--- start of Material provided ---
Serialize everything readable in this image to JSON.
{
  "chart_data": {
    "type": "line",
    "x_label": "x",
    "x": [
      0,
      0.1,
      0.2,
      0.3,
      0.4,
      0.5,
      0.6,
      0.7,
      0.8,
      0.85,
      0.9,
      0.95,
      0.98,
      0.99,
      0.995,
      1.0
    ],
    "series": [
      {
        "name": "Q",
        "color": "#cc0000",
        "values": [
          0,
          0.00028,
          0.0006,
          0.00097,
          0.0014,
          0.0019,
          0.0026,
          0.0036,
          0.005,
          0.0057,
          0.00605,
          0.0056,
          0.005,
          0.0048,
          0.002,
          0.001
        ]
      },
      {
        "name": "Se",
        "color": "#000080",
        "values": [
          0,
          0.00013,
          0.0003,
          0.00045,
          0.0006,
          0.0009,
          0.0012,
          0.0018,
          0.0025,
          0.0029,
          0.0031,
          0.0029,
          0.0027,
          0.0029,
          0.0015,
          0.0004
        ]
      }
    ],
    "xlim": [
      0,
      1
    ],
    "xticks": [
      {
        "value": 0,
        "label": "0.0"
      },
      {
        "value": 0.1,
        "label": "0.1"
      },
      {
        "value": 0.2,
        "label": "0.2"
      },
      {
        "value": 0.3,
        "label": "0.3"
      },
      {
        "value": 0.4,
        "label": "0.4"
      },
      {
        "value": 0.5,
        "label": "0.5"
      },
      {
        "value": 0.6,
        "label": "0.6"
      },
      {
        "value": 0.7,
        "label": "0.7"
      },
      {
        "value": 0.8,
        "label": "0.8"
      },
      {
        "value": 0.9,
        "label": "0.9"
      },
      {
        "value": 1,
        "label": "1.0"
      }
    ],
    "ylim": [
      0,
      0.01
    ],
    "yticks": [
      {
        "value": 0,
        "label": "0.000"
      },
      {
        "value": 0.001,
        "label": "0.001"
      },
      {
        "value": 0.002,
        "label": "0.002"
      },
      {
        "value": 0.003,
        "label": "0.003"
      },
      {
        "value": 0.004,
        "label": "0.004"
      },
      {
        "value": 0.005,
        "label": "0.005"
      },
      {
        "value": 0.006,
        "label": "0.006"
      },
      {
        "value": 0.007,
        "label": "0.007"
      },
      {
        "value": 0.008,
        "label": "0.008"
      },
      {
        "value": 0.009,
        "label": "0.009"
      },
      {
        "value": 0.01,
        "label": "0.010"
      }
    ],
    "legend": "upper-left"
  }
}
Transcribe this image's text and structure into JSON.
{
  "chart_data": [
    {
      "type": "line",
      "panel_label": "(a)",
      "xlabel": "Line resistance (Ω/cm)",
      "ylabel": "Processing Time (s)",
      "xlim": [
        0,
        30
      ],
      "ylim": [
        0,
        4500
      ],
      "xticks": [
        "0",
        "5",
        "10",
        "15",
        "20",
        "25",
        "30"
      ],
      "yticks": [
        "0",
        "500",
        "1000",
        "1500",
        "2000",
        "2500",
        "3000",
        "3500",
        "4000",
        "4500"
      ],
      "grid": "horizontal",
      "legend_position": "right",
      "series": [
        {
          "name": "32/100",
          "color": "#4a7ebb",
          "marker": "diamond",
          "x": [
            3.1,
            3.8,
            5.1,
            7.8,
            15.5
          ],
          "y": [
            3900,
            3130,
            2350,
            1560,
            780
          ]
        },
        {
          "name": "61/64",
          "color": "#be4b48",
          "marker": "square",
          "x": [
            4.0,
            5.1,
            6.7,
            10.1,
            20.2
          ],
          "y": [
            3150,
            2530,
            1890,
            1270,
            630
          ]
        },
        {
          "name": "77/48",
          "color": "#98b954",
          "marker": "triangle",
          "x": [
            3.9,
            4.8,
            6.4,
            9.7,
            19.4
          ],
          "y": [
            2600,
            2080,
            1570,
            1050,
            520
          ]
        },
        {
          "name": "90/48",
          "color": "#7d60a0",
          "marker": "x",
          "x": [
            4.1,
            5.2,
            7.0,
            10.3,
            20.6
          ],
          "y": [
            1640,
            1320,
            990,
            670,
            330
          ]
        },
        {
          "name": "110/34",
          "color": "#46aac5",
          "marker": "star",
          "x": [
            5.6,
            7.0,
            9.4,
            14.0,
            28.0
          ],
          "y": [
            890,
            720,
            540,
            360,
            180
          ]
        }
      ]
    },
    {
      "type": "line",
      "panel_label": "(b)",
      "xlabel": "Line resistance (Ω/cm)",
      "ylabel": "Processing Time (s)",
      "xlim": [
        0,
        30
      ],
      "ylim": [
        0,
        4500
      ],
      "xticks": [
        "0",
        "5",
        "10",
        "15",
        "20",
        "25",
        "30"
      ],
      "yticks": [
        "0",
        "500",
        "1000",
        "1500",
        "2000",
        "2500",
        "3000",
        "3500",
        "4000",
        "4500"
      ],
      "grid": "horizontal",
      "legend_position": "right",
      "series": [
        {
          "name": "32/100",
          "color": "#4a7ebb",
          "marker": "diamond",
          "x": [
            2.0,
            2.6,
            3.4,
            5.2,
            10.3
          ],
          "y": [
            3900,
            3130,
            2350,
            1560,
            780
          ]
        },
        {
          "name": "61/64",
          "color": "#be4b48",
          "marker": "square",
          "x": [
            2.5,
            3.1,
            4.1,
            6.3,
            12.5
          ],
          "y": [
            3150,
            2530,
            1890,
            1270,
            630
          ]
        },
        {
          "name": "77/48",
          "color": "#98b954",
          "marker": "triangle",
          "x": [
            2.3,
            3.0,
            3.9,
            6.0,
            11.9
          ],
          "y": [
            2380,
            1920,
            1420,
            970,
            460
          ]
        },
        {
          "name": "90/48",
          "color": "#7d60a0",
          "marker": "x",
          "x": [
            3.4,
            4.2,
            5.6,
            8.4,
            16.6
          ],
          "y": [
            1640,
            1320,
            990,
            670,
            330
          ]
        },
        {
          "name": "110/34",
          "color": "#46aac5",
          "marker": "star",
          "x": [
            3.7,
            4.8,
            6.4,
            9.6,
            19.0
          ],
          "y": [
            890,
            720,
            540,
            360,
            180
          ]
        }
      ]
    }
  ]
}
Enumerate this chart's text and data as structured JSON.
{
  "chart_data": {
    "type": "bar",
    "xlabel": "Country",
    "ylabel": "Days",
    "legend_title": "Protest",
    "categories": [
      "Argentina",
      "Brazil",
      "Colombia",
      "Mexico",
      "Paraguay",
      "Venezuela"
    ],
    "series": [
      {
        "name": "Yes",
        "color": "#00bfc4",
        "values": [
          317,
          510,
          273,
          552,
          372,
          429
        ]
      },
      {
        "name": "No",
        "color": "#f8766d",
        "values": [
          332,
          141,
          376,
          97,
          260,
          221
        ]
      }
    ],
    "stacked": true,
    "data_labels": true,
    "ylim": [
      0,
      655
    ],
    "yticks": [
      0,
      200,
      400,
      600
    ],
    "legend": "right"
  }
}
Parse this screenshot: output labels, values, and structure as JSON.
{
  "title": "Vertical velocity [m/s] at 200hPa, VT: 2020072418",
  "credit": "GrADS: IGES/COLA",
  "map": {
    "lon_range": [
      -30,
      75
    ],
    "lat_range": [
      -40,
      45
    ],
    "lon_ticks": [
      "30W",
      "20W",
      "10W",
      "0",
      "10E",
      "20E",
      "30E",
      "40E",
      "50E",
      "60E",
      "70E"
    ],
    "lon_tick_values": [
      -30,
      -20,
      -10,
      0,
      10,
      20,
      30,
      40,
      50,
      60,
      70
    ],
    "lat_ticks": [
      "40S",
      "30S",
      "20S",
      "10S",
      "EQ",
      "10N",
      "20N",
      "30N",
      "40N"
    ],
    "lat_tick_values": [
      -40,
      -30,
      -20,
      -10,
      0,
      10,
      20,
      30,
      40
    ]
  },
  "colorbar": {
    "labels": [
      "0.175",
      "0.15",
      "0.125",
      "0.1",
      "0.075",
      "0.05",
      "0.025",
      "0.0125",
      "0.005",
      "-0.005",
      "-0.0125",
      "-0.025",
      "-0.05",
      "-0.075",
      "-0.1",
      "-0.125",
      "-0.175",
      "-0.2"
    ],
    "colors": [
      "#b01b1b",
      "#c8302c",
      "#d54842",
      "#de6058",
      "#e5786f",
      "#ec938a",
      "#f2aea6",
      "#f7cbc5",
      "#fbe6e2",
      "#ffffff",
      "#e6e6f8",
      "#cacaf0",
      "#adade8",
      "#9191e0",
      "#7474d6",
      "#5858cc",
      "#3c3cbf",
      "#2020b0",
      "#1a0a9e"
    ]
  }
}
--- end of Material provided ---
■ Short problem ■
Every line that holds the string "text" should be returned.

■ Final result ■
Transcribe this image's text and structure into JSON.
Enumerate this chart's text and data as structured JSON.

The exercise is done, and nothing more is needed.